__WORK INSTRUCTIONS__
Leaving the pictures aside, transcribe every line below exactly.

# START OF DATA SUPPLIED

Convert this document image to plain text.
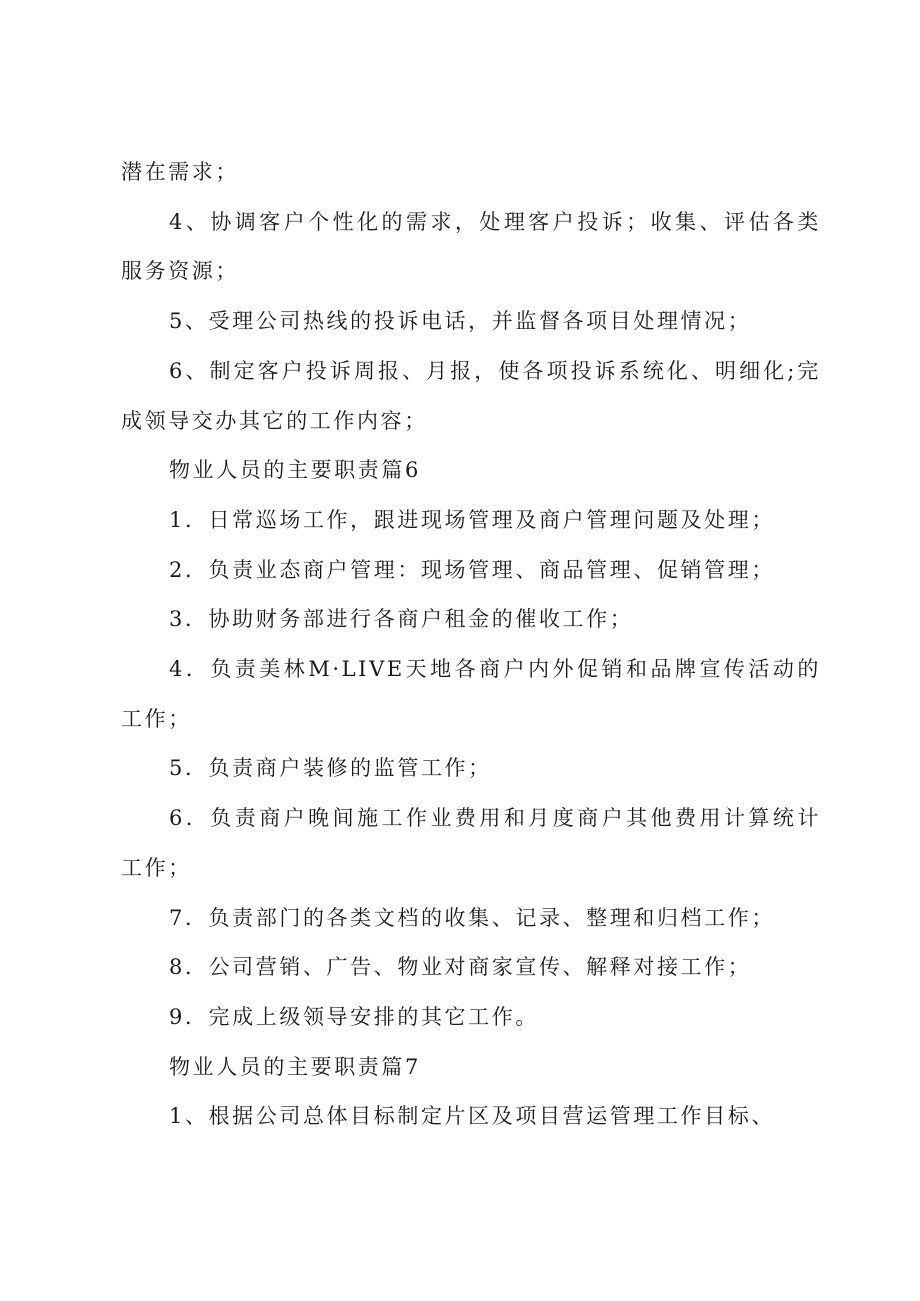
潜在需求；

4、协调客户个性化的需求，处理客户投诉；收集、评估各类服务资源；

5、受理公司热线的投诉电话，并监督各项目处理情况；

6、制定客户投诉周报、月报，使各项投诉系统化、明细化;完成领导交办其它的工作内容；

物业人员的主要职责篇6

1．日常巡场工作，跟进现场管理及商户管理问题及处理；

2．负责业态商户管理：现场管理、商品管理、促销管理；

3．协助财务部进行各商户租金的催收工作；

4．负责美林M·LIVE天地各商户内外促销和品牌宣传活动的工作；

5．负责商户装修的监管工作；

6．负责商户晚间施工作业费用和月度商户其他费用计算统计工作；

7．负责部门的各类文档的收集、记录、整理和归档工作；

8．公司营销、广告、物业对商家宣传、解释对接工作；

9．完成上级领导安排的其它工作。

物业人员的主要职责篇7

1、根据公司总体目标制定片区及项目营运管理工作目标、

# END OF DATA SUPPLIED

__SOLUTION FOR THIS EXERCISE__
Convert this document image to plain text.
潜在需求；

4、协调客户个性化的需求，处理客户投诉；收集、评估各类服务资源；

5、受理公司热线的投诉电话，并监督各项目处理情况；

6、制定客户投诉周报、月报，使各项投诉系统化、明细化;完成领导交办其它的工作内容；

物业人员的主要职责篇6

1．日常巡场工作，跟进现场管理及商户管理问题及处理；

2．负责业态商户管理：现场管理、商品管理、促销管理；

3．协助财务部进行各商户租金的催收工作；

4．负责美林M·LIVE天地各商户内外促销和品牌宣传活动的工作；

5．负责商户装修的监管工作；

6．负责商户晚间施工作业费用和月度商户其他费用计算统计工作；

7．负责部门的各类文档的收集、记录、整理和归档工作；

8．公司营销、广告、物业对商家宣传、解释对接工作；

9．完成上级领导安排的其它工作。

物业人员的主要职责篇7

1、根据公司总体目标制定片区及项目营运管理工作目标、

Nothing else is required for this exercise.